[Work to complete]
- a) In the post about Maui beach filming permits, how much liability coverage must every vehicle on site now carry?
- b) Pick up the post about Maui beach filming permits after its final sentence and keep writing.

(Beginning of Selected passage)

|South Shore Sunset|
While much of the mainland swelters in record shattering heat, the islands are enjoying an uncharacteristic weather pattern of strong, gusty trade winds, frequent trade showers, cloudy skies and pleasant temperatures along it's windward shores & slopes.
This, of course, makes for pleasant living & working conditions... cutting down on the sweat factor & need to water the gardens. For certain photography projects, however, like the one I'm in the middle of at the moment... current weather conditions are hanging things up.
Studio bound yesterday & today as a result. Yesterday, we were to have been working on a campaign requiring beach shots highlighting the pristine water and blue skies of the Maui fantasy vacation. We got grey instead and things have been pushed back a bit. Which is just as well, really. Required permits for filming on State & County beaches have been a challenge to obtain with new hurdles recently imposed by the state. For instance, approximately 30 days ago, a requirement that all vehicles on site must now carry $1 million in liability coverage, whether or not they are used in production was instituted. While this is being fought by the State Film Authority, the new policy stands for the time being. Insurance underwriters require time, several days I'm told, to up coverage and then draft & send new certificates of insurance that must accompany each location's permit application.
We've also learned in the process that if you plan on sending talent into the ocean, a certified Ocean Safety Officer must be hired to oversee the production during the water-shot portions. Said Ocean Safety Officer must also write up a Rescue/Safety Plan for each location which must be submitted along with the rest of the paperwork required for the permit application.
A process begun last thursday... all requirements met, all hoops jumped through, all application paperwork in order & submitted, we now wait... for the governing State agencies, namely the Department of Land & Natural Resources, to sign off on the permits. Still waiting...

(End of Selected passage)
(Beginning of Extracted data)

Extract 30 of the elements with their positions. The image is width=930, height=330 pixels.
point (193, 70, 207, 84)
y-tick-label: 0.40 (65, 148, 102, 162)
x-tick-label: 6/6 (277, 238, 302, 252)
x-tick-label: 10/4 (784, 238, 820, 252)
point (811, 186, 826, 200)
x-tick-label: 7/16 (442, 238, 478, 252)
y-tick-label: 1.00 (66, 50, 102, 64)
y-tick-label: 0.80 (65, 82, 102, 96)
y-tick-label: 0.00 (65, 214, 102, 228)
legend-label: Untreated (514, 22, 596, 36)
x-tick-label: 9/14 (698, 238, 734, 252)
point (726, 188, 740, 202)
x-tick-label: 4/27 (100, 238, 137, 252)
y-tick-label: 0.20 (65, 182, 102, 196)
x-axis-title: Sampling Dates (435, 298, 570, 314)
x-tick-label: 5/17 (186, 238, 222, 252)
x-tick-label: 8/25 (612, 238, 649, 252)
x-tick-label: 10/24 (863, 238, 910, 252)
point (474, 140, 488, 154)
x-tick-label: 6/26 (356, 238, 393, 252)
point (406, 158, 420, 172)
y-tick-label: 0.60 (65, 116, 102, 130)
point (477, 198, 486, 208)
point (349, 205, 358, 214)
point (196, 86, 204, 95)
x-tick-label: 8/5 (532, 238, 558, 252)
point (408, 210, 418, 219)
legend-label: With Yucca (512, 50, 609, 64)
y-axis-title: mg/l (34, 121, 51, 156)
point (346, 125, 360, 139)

(End of Extracted data)

[Expected responses]
- a) $1 million, whether or not the vehicle is used in production.

- b)
A couple of weeks ago, I was asked to submit a bid for a hospital project. The assignment called for environmental portraits for up to 10 doctors & other medical staff, in multiple locations within the hospital environment. The Art Buyer requested expenses for stylist/wardrobe person(s) & their travel to & from Maui to be included. Usage request was for a Buy Out.
Taking all of this information into consideration... I prepared two options for the client... knowing full well that they would balk at the costs of a copyright buy out, that their ultimate goal was to not have to come back to me to re-license rights of use every 2-5 years. Also knowing that doctors are notoriously late for appointments, I budgeted for a two-day shoot, planning on 5 portraits in 5 locations each day This would allow me, crew & stylist only 2 hours to move in, set-up, compose, light, test, groom, dress, shoot & re-pack for each portrait subject in their corresponding environment during a minimum 10 hour day not counting a break for lunch. The budget also allowed for a day of scouting locations at the hospital to determine rough camera angles, lighting requirements, access to power, etc.
License option #1 offered the client unlimited use in perpetuity with exclusivity for five years. This gave the client ultimately what they wanted, usage-wise, without sending the budget thru the roof; still allowing me to retain licensing rights to other, non-competing entities in other markets after the initial 5 year embargo. Without going into proprietary details, I'll just say that my budget for Option# 1 came in well over $10k... a bargain compared to a budget for similar projects on the mainland (I'll go into this a little later). Option# 2 granted the client a full transfer of copyright as requested and carried a much heftier cost.
To cut to the chase here, I didn't win the assignment. In my brief, customary post mortem with the Art Buyer, I learned that the winning bid was roughly $3k less than my Option# 1 and was from a Honolulu photographer who also had to fly in to do the assignment & would probably also need lodging for at least one night.
I was feeling a little bad about not winning this one... we had put a lot of effort into preparing the proposal, given the client many suggestions about wardrobe & art direction ideas that we felt would really kick up the final impact of the images. Then I learned of the winning proposal (don't worry, I don't know who you are) I didn't feel so bad... there's no way I felt I could produce the quality of work this client deserved by shaving off time required in order to get the budget down around $7K.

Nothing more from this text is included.